PROBLEM →
Quote the listing in full, exactly as given, minus any pictures.

Dataset items:
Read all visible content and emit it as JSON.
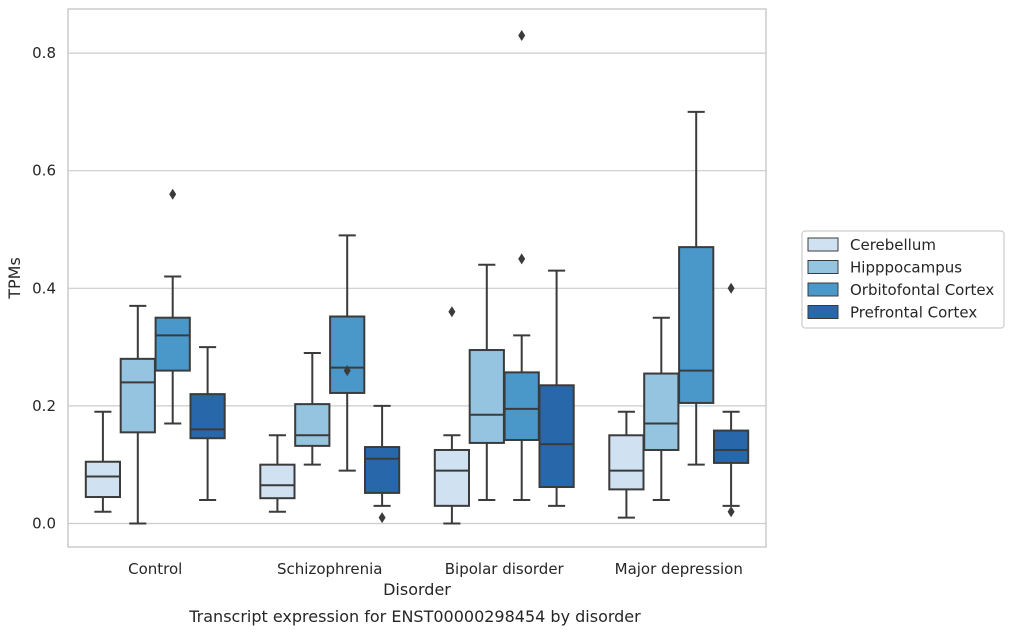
{
  "chart_data": {
    "type": "box",
    "xlabel": "Disorder",
    "ylabel": "TPMs",
    "caption": "Transcript expression for ENST00000298454 by disorder",
    "ylim": [
      -0.04,
      0.875
    ],
    "yticks": [
      "0.0",
      "0.2",
      "0.4",
      "0.6",
      "0.8"
    ],
    "ytick_values": [
      0.0,
      0.2,
      0.4,
      0.6,
      0.8
    ],
    "grid": "horizontal",
    "legend_position": "right",
    "categories": [
      "Control",
      "Schizophrenia",
      "Bipolar disorder",
      "Major depression"
    ],
    "series": [
      {
        "name": "Cerebellum",
        "color": "#d0e1f2",
        "boxes": [
          {
            "whisker_low": 0.02,
            "q1": 0.045,
            "median": 0.08,
            "q3": 0.105,
            "whisker_high": 0.19,
            "outliers": []
          },
          {
            "whisker_low": 0.02,
            "q1": 0.043,
            "median": 0.065,
            "q3": 0.1,
            "whisker_high": 0.15,
            "outliers": []
          },
          {
            "whisker_low": 0.0,
            "q1": 0.03,
            "median": 0.09,
            "q3": 0.125,
            "whisker_high": 0.15,
            "outliers": [
              0.36
            ]
          },
          {
            "whisker_low": 0.01,
            "q1": 0.058,
            "median": 0.09,
            "q3": 0.15,
            "whisker_high": 0.19,
            "outliers": []
          }
        ]
      },
      {
        "name": "Hipppocampus",
        "color": "#94c4df",
        "boxes": [
          {
            "whisker_low": 0.0,
            "q1": 0.155,
            "median": 0.24,
            "q3": 0.28,
            "whisker_high": 0.37,
            "outliers": []
          },
          {
            "whisker_low": 0.1,
            "q1": 0.132,
            "median": 0.15,
            "q3": 0.203,
            "whisker_high": 0.29,
            "outliers": []
          },
          {
            "whisker_low": 0.04,
            "q1": 0.137,
            "median": 0.185,
            "q3": 0.295,
            "whisker_high": 0.44,
            "outliers": []
          },
          {
            "whisker_low": 0.04,
            "q1": 0.125,
            "median": 0.17,
            "q3": 0.255,
            "whisker_high": 0.35,
            "outliers": []
          }
        ]
      },
      {
        "name": "Orbitofontal Cortex",
        "color": "#4a98c9",
        "boxes": [
          {
            "whisker_low": 0.17,
            "q1": 0.26,
            "median": 0.32,
            "q3": 0.35,
            "whisker_high": 0.42,
            "outliers": [
              0.56
            ]
          },
          {
            "whisker_low": 0.09,
            "q1": 0.222,
            "median": 0.265,
            "q3": 0.352,
            "whisker_high": 0.49,
            "outliers": [
              0.26
            ]
          },
          {
            "whisker_low": 0.04,
            "q1": 0.142,
            "median": 0.195,
            "q3": 0.257,
            "whisker_high": 0.32,
            "outliers": [
              0.45,
              0.83
            ]
          },
          {
            "whisker_low": 0.1,
            "q1": 0.205,
            "median": 0.26,
            "q3": 0.47,
            "whisker_high": 0.7,
            "outliers": []
          }
        ]
      },
      {
        "name": "Prefrontal Cortex",
        "color": "#2967ab",
        "boxes": [
          {
            "whisker_low": 0.04,
            "q1": 0.145,
            "median": 0.16,
            "q3": 0.22,
            "whisker_high": 0.3,
            "outliers": []
          },
          {
            "whisker_low": 0.03,
            "q1": 0.052,
            "median": 0.11,
            "q3": 0.13,
            "whisker_high": 0.2,
            "outliers": [
              0.01
            ]
          },
          {
            "whisker_low": 0.03,
            "q1": 0.062,
            "median": 0.135,
            "q3": 0.235,
            "whisker_high": 0.43,
            "outliers": []
          },
          {
            "whisker_low": 0.03,
            "q1": 0.103,
            "median": 0.125,
            "q3": 0.158,
            "whisker_high": 0.19,
            "outliers": [
              0.02,
              0.4
            ]
          }
        ]
      }
    ]
  }
}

ANSWER TO THIS TASK →
Read all visible content and emit it as JSON.
{
  "chart_data": {
    "type": "box",
    "xlabel": "Disorder",
    "ylabel": "TPMs",
    "caption": "Transcript expression for ENST00000298454 by disorder",
    "ylim": [
      -0.04,
      0.875
    ],
    "yticks": [
      "0.0",
      "0.2",
      "0.4",
      "0.6",
      "0.8"
    ],
    "ytick_values": [
      0.0,
      0.2,
      0.4,
      0.6,
      0.8
    ],
    "grid": "horizontal",
    "legend_position": "right",
    "categories": [
      "Control",
      "Schizophrenia",
      "Bipolar disorder",
      "Major depression"
    ],
    "series": [
      {
        "name": "Cerebellum",
        "color": "#d0e1f2",
        "boxes": [
          {
            "whisker_low": 0.02,
            "q1": 0.045,
            "median": 0.08,
            "q3": 0.105,
            "whisker_high": 0.19,
            "outliers": []
          },
          {
            "whisker_low": 0.02,
            "q1": 0.043,
            "median": 0.065,
            "q3": 0.1,
            "whisker_high": 0.15,
            "outliers": []
          },
          {
            "whisker_low": 0.0,
            "q1": 0.03,
            "median": 0.09,
            "q3": 0.125,
            "whisker_high": 0.15,
            "outliers": [
              0.36
            ]
          },
          {
            "whisker_low": 0.01,
            "q1": 0.058,
            "median": 0.09,
            "q3": 0.15,
            "whisker_high": 0.19,
            "outliers": []
          }
        ]
      },
      {
        "name": "Hipppocampus",
        "color": "#94c4df",
        "boxes": [
          {
            "whisker_low": 0.0,
            "q1": 0.155,
            "median": 0.24,
            "q3": 0.28,
            "whisker_high": 0.37,
            "outliers": []
          },
          {
            "whisker_low": 0.1,
            "q1": 0.132,
            "median": 0.15,
            "q3": 0.203,
            "whisker_high": 0.29,
            "outliers": []
          },
          {
            "whisker_low": 0.04,
            "q1": 0.137,
            "median": 0.185,
            "q3": 0.295,
            "whisker_high": 0.44,
            "outliers": []
          },
          {
            "whisker_low": 0.04,
            "q1": 0.125,
            "median": 0.17,
            "q3": 0.255,
            "whisker_high": 0.35,
            "outliers": []
          }
        ]
      },
      {
        "name": "Orbitofontal Cortex",
        "color": "#4a98c9",
        "boxes": [
          {
            "whisker_low": 0.17,
            "q1": 0.26,
            "median": 0.32,
            "q3": 0.35,
            "whisker_high": 0.42,
            "outliers": [
              0.56
            ]
          },
          {
            "whisker_low": 0.09,
            "q1": 0.222,
            "median": 0.265,
            "q3": 0.352,
            "whisker_high": 0.49,
            "outliers": [
              0.26
            ]
          },
          {
            "whisker_low": 0.04,
            "q1": 0.142,
            "median": 0.195,
            "q3": 0.257,
            "whisker_high": 0.32,
            "outliers": [
              0.45,
              0.83
            ]
          },
          {
            "whisker_low": 0.1,
            "q1": 0.205,
            "median": 0.26,
            "q3": 0.47,
            "whisker_high": 0.7,
            "outliers": []
          }
        ]
      },
      {
        "name": "Prefrontal Cortex",
        "color": "#2967ab",
        "boxes": [
          {
            "whisker_low": 0.04,
            "q1": 0.145,
            "median": 0.16,
            "q3": 0.22,
            "whisker_high": 0.3,
            "outliers": []
          },
          {
            "whisker_low": 0.03,
            "q1": 0.052,
            "median": 0.11,
            "q3": 0.13,
            "whisker_high": 0.2,
            "outliers": [
              0.01
            ]
          },
          {
            "whisker_low": 0.03,
            "q1": 0.062,
            "median": 0.135,
            "q3": 0.235,
            "whisker_high": 0.43,
            "outliers": []
          },
          {
            "whisker_low": 0.03,
            "q1": 0.103,
            "median": 0.125,
            "q3": 0.158,
            "whisker_high": 0.19,
            "outliers": [
              0.02,
              0.4
            ]
          }
        ]
      }
    ]
  }
}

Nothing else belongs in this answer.